All of the material below is to be returned exactly.

* * * *

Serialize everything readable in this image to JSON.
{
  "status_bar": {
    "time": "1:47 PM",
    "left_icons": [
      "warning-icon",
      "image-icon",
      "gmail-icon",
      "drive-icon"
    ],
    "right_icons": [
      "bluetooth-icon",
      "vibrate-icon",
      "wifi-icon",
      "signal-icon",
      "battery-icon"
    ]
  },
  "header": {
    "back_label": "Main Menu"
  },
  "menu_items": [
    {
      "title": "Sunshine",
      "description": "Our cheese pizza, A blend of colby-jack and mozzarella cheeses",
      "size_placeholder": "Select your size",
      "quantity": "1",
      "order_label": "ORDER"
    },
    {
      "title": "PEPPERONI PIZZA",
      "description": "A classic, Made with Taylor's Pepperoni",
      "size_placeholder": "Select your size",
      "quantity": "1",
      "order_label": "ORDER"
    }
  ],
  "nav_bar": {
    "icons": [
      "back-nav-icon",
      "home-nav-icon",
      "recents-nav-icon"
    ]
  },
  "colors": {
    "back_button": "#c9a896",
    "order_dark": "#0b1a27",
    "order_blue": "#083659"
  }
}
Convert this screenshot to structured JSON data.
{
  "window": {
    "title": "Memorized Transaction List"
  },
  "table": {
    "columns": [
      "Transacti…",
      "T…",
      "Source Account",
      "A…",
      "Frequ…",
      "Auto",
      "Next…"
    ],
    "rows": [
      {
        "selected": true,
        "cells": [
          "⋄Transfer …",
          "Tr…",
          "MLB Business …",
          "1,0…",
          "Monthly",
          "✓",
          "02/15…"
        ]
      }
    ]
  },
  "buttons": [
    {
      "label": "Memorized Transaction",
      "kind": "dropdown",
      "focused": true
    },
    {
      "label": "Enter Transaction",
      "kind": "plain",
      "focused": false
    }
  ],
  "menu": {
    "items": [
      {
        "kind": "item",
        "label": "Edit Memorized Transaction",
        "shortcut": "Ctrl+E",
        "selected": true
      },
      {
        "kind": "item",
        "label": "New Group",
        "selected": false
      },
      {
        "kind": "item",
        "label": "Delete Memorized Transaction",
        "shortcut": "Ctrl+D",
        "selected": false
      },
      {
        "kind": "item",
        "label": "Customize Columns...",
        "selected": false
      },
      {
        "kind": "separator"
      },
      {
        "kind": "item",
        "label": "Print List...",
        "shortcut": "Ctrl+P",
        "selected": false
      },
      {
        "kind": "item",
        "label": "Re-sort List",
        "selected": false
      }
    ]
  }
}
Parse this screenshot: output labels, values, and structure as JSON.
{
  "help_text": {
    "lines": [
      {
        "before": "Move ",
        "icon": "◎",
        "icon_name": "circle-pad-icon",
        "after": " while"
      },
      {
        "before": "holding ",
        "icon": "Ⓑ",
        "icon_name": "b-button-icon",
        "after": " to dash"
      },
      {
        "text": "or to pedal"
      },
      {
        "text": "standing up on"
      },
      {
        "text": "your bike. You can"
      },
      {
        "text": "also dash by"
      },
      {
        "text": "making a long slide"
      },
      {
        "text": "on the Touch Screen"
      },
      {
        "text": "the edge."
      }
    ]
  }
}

* * * *

▶ _Exercise result_:
Serialize everything readable in this image to JSON.
{
  "status_bar": {
    "time": "1:47 PM",
    "left_icons": [
      "warning-icon",
      "image-icon",
      "gmail-icon",
      "drive-icon"
    ],
    "right_icons": [
      "bluetooth-icon",
      "vibrate-icon",
      "wifi-icon",
      "signal-icon",
      "battery-icon"
    ]
  },
  "header": {
    "back_label": "Main Menu"
  },
  "menu_items": [
    {
      "title": "Sunshine",
      "description": "Our cheese pizza, A blend of colby-jack and mozzarella cheeses",
      "size_placeholder": "Select your size",
      "quantity": "1",
      "order_label": "ORDER"
    },
    {
      "title": "PEPPERONI PIZZA",
      "description": "A classic, Made with Taylor's Pepperoni",
      "size_placeholder": "Select your size",
      "quantity": "1",
      "order_label": "ORDER"
    }
  ],
  "nav_bar": {
    "icons": [
      "back-nav-icon",
      "home-nav-icon",
      "recents-nav-icon"
    ]
  },
  "colors": {
    "back_button": "#c9a896",
    "order_dark": "#0b1a27",
    "order_blue": "#083659"
  }
}
Convert this screenshot to structured JSON data.
{
  "window": {
    "title": "Memorized Transaction List"
  },
  "table": {
    "columns": [
      "Transacti…",
      "T…",
      "Source Account",
      "A…",
      "Frequ…",
      "Auto",
      "Next…"
    ],
    "rows": [
      {
        "selected": true,
        "cells": [
          "⋄Transfer …",
          "Tr…",
          "MLB Business …",
          "1,0…",
          "Monthly",
          "✓",
          "02/15…"
        ]
      }
    ]
  },
  "buttons": [
    {
      "label": "Memorized Transaction",
      "kind": "dropdown",
      "focused": true
    },
    {
      "label": "Enter Transaction",
      "kind": "plain",
      "focused": false
    }
  ],
  "menu": {
    "items": [
      {
        "kind": "item",
        "label": "Edit Memorized Transaction",
        "shortcut": "Ctrl+E",
        "selected": true
      },
      {
        "kind": "item",
        "label": "New Group",
        "selected": false
      },
      {
        "kind": "item",
        "label": "Delete Memorized Transaction",
        "shortcut": "Ctrl+D",
        "selected": false
      },
      {
        "kind": "item",
        "label": "Customize Columns...",
        "selected": false
      },
      {
        "kind": "separator"
      },
      {
        "kind": "item",
        "label": "Print List...",
        "shortcut": "Ctrl+P",
        "selected": false
      },
      {
        "kind": "item",
        "label": "Re-sort List",
        "selected": false
      }
    ]
  }
}
Parse this screenshot: output labels, values, and structure as JSON.
{
  "help_text": {
    "lines": [
      {
        "before": "Move ",
        "icon": "◎",
        "icon_name": "circle-pad-icon",
        "after": " while"
      },
      {
        "before": "holding ",
        "icon": "Ⓑ",
        "icon_name": "b-button-icon",
        "after": " to dash"
      },
      {
        "text": "or to pedal"
      },
      {
        "text": "standing up on"
      },
      {
        "text": "your bike. You can"
      },
      {
        "text": "also dash by"
      },
      {
        "text": "making a long slide"
      },
      {
        "text": "on the Touch Screen"
      },
      {
        "text": "the edge."
      }
    ]
  }
}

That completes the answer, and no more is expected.